» Task objective
Write the material out again, line by line, exactly as it is.

+++

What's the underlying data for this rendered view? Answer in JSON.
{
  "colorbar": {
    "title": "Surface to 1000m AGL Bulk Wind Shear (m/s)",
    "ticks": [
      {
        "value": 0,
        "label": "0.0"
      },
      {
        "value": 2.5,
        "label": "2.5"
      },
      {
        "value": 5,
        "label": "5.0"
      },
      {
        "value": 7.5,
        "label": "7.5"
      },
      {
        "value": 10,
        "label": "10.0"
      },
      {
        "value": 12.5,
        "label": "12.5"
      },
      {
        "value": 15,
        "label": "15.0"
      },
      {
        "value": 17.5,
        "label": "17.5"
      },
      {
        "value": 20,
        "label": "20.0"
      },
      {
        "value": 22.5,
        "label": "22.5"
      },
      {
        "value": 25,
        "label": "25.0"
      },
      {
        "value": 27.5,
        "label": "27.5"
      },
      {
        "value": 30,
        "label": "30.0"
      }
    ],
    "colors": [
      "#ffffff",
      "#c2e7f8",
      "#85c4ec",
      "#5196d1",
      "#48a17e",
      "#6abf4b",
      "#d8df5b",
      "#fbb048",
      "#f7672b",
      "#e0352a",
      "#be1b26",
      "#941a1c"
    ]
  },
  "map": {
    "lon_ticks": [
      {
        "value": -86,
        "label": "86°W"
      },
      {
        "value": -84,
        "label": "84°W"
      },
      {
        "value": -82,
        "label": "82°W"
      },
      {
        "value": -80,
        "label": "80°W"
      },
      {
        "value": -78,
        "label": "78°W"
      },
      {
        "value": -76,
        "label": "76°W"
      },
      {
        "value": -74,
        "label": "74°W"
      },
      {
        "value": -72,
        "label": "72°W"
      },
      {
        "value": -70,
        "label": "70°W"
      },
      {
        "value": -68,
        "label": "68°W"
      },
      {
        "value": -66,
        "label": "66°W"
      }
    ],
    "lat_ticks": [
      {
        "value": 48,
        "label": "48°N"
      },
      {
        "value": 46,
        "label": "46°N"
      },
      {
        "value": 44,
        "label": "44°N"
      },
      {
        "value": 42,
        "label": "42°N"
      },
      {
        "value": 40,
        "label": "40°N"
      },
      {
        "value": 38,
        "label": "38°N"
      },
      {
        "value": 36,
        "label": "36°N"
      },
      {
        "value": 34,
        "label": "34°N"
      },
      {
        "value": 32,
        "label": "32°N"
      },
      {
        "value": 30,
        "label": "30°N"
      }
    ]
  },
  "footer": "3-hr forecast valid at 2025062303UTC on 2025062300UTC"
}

+++

» Solution for this exercise
What's the underlying data for this rendered view? Answer in JSON.
{
  "colorbar": {
    "title": "Surface to 1000m AGL Bulk Wind Shear (m/s)",
    "ticks": [
      {
        "value": 0,
        "label": "0.0"
      },
      {
        "value": 2.5,
        "label": "2.5"
      },
      {
        "value": 5,
        "label": "5.0"
      },
      {
        "value": 7.5,
        "label": "7.5"
      },
      {
        "value": 10,
        "label": "10.0"
      },
      {
        "value": 12.5,
        "label": "12.5"
      },
      {
        "value": 15,
        "label": "15.0"
      },
      {
        "value": 17.5,
        "label": "17.5"
      },
      {
        "value": 20,
        "label": "20.0"
      },
      {
        "value": 22.5,
        "label": "22.5"
      },
      {
        "value": 25,
        "label": "25.0"
      },
      {
        "value": 27.5,
        "label": "27.5"
      },
      {
        "value": 30,
        "label": "30.0"
      }
    ],
    "colors": [
      "#ffffff",
      "#c2e7f8",
      "#85c4ec",
      "#5196d1",
      "#48a17e",
      "#6abf4b",
      "#d8df5b",
      "#fbb048",
      "#f7672b",
      "#e0352a",
      "#be1b26",
      "#941a1c"
    ]
  },
  "map": {
    "lon_ticks": [
      {
        "value": -86,
        "label": "86°W"
      },
      {
        "value": -84,
        "label": "84°W"
      },
      {
        "value": -82,
        "label": "82°W"
      },
      {
        "value": -80,
        "label": "80°W"
      },
      {
        "value": -78,
        "label": "78°W"
      },
      {
        "value": -76,
        "label": "76°W"
      },
      {
        "value": -74,
        "label": "74°W"
      },
      {
        "value": -72,
        "label": "72°W"
      },
      {
        "value": -70,
        "label": "70°W"
      },
      {
        "value": -68,
        "label": "68°W"
      },
      {
        "value": -66,
        "label": "66°W"
      }
    ],
    "lat_ticks": [
      {
        "value": 48,
        "label": "48°N"
      },
      {
        "value": 46,
        "label": "46°N"
      },
      {
        "value": 44,
        "label": "44°N"
      },
      {
        "value": 42,
        "label": "42°N"
      },
      {
        "value": 40,
        "label": "40°N"
      },
      {
        "value": 38,
        "label": "38°N"
      },
      {
        "value": 36,
        "label": "36°N"
      },
      {
        "value": 34,
        "label": "34°N"
      },
      {
        "value": 32,
        "label": "32°N"
      },
      {
        "value": 30,
        "label": "30°N"
      }
    ]
  },
  "footer": "3-hr forecast valid at 2025062303UTC on 2025062300UTC"
}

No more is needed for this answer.